**Task instructions:** Write out each line from the data below that includes the word "Batu".

**Records supplied:**

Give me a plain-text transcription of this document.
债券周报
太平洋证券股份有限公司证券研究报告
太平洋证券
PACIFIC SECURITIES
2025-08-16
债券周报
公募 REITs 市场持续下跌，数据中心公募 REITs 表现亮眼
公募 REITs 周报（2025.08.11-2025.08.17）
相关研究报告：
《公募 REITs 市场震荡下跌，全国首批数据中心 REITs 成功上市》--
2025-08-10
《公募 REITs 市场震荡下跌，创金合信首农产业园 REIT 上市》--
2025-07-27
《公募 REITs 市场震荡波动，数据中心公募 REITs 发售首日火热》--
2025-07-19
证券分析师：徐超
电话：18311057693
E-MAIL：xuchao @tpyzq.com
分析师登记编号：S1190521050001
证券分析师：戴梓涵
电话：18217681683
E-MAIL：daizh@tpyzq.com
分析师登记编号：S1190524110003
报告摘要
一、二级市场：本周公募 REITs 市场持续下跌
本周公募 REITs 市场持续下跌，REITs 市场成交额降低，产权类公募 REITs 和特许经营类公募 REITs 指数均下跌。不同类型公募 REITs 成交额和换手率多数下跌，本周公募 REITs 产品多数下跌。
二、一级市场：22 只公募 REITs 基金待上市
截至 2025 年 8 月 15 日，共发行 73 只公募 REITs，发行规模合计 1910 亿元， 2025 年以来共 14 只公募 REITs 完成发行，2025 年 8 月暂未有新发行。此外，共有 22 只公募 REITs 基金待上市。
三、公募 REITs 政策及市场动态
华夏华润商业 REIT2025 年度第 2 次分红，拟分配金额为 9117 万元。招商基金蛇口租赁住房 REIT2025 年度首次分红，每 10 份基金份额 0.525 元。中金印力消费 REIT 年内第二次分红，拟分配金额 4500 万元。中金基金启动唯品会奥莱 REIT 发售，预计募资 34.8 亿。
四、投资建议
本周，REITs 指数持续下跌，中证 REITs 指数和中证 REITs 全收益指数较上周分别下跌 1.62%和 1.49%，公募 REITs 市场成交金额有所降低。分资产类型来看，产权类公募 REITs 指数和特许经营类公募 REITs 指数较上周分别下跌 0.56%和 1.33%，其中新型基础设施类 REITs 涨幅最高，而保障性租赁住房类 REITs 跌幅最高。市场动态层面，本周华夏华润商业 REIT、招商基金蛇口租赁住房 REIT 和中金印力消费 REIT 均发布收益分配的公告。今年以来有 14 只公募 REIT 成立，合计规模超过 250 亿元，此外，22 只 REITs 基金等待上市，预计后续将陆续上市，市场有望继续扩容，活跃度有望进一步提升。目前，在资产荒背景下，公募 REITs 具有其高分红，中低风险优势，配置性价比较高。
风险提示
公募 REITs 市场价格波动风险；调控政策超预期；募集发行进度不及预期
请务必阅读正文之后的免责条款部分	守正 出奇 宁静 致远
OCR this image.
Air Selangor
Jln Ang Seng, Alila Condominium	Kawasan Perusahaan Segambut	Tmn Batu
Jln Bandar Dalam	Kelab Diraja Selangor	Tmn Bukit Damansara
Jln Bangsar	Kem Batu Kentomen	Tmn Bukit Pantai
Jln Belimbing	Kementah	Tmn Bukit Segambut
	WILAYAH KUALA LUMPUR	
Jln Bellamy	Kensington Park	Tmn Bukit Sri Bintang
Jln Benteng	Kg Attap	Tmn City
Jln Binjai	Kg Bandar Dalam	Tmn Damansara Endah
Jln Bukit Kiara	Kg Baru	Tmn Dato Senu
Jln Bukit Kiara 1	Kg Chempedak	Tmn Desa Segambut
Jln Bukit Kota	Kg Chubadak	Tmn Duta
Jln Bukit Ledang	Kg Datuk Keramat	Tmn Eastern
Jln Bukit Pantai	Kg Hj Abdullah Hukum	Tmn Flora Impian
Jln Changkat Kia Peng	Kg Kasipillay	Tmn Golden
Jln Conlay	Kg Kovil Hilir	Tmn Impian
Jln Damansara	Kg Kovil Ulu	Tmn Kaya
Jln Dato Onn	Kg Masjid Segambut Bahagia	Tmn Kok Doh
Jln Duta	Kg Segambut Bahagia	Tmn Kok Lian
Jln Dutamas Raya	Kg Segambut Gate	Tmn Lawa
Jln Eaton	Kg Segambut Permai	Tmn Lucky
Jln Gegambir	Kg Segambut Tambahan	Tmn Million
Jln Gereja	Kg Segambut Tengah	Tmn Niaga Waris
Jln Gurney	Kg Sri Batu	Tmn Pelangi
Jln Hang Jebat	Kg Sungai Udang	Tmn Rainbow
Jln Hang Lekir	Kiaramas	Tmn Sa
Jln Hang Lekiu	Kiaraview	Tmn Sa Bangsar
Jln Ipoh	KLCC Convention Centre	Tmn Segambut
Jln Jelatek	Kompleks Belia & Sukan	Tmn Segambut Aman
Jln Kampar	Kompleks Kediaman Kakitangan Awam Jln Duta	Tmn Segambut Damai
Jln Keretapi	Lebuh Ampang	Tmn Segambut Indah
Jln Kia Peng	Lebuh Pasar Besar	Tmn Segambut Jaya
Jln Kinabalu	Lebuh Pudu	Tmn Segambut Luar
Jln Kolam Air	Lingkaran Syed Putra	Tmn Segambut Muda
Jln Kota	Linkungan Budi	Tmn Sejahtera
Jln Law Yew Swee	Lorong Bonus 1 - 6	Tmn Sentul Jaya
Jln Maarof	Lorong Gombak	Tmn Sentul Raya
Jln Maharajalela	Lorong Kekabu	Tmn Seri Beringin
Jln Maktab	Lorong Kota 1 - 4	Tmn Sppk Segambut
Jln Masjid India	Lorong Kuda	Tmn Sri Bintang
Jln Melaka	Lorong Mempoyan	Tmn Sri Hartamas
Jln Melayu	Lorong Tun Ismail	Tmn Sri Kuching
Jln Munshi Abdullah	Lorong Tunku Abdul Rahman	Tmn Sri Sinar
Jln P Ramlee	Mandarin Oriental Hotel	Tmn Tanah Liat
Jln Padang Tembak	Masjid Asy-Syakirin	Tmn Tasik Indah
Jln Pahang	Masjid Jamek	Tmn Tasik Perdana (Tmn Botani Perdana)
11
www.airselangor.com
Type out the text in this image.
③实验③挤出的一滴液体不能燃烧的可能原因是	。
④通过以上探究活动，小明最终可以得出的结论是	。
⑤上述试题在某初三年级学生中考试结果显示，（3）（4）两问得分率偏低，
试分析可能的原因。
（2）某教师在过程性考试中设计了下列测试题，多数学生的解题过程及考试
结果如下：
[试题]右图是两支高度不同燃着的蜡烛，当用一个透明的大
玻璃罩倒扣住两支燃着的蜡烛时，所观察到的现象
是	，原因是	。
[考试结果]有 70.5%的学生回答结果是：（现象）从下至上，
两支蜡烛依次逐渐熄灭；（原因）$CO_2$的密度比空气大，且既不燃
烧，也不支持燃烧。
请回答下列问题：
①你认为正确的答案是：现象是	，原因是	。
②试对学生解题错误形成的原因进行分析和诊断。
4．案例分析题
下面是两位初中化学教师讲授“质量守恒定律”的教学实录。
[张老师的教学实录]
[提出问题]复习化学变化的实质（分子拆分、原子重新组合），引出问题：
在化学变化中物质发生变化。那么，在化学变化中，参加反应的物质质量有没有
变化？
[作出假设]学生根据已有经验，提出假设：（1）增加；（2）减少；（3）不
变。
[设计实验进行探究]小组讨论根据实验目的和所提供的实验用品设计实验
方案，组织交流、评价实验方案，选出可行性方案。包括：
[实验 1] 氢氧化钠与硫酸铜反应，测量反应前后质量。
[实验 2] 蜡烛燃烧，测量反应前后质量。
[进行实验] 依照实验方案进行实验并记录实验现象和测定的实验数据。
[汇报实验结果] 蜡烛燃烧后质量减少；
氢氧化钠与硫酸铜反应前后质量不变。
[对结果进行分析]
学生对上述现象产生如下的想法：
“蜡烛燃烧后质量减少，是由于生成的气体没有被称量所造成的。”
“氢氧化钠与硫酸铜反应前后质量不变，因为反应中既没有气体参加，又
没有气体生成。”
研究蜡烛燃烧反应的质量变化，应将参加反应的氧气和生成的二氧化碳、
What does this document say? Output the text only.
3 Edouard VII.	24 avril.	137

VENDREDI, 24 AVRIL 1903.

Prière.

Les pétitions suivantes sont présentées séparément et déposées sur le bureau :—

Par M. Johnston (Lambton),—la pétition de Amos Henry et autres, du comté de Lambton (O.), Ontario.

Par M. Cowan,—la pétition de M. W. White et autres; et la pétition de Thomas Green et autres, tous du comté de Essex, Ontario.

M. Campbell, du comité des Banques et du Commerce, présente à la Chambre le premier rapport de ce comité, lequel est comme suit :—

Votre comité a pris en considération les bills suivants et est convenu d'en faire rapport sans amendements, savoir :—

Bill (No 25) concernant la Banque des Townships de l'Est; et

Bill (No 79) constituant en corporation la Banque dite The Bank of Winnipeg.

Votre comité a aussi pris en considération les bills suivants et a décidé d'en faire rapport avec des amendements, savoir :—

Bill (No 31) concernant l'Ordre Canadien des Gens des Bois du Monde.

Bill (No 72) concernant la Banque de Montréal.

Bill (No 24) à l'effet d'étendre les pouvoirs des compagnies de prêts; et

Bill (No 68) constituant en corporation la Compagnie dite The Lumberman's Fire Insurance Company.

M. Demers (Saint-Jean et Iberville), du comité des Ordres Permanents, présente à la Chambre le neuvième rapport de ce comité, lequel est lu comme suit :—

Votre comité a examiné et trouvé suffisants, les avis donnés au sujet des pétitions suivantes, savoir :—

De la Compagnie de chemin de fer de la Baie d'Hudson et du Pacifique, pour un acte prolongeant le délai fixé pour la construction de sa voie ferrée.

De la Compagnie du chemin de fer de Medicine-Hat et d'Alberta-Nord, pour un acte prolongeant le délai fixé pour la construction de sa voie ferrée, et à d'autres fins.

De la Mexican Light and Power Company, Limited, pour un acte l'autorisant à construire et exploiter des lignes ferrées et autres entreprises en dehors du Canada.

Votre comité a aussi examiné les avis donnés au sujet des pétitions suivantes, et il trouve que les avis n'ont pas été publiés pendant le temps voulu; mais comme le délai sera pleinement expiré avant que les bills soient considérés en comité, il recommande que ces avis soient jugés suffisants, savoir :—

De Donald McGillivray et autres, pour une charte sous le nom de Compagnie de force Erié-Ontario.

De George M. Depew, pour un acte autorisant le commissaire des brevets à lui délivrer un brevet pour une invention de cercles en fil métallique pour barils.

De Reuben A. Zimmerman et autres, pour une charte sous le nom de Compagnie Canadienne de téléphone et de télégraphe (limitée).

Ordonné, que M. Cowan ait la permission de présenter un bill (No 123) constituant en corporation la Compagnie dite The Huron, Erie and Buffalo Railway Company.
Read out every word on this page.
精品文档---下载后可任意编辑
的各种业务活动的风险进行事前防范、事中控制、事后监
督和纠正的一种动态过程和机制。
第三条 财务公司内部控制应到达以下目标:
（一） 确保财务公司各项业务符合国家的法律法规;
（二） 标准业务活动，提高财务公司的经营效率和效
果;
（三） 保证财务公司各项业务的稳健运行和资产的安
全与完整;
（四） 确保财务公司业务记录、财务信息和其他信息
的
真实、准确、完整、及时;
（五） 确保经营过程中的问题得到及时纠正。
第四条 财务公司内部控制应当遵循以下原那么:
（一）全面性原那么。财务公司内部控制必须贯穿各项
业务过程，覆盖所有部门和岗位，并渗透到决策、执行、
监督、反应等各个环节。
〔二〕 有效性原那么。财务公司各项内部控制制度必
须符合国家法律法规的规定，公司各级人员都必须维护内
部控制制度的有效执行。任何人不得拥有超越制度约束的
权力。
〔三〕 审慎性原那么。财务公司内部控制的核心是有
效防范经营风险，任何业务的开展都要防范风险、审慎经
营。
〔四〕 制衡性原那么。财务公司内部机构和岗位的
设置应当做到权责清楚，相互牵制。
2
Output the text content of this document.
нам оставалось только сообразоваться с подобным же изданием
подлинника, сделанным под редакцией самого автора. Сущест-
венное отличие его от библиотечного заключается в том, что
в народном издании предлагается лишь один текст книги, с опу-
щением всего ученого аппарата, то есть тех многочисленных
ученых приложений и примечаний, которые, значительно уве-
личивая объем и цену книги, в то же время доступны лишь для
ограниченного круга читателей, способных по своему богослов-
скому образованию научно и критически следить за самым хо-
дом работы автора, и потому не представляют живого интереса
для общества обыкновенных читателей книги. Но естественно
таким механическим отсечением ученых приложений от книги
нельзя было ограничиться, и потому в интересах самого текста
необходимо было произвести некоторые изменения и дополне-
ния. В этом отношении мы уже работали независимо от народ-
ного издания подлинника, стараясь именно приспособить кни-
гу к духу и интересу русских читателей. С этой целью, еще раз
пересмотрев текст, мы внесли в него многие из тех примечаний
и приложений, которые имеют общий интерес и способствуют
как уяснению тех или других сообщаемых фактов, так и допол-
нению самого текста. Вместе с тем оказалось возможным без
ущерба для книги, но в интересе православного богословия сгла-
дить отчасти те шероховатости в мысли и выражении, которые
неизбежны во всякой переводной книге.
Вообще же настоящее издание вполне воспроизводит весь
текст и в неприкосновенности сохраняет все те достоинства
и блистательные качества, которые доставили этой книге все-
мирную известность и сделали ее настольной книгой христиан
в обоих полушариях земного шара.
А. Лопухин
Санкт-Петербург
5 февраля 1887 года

**Solution to this problem:**
Jln Ang Seng, Alila Condominium	Kawasan Perusahaan Segambut	Tmn Batu
Jln Bangsar	Kem Batu Kentomen	Tmn Bukit Pantai
Jln Gurney	Kg Sri Batu	Tmn Pelangi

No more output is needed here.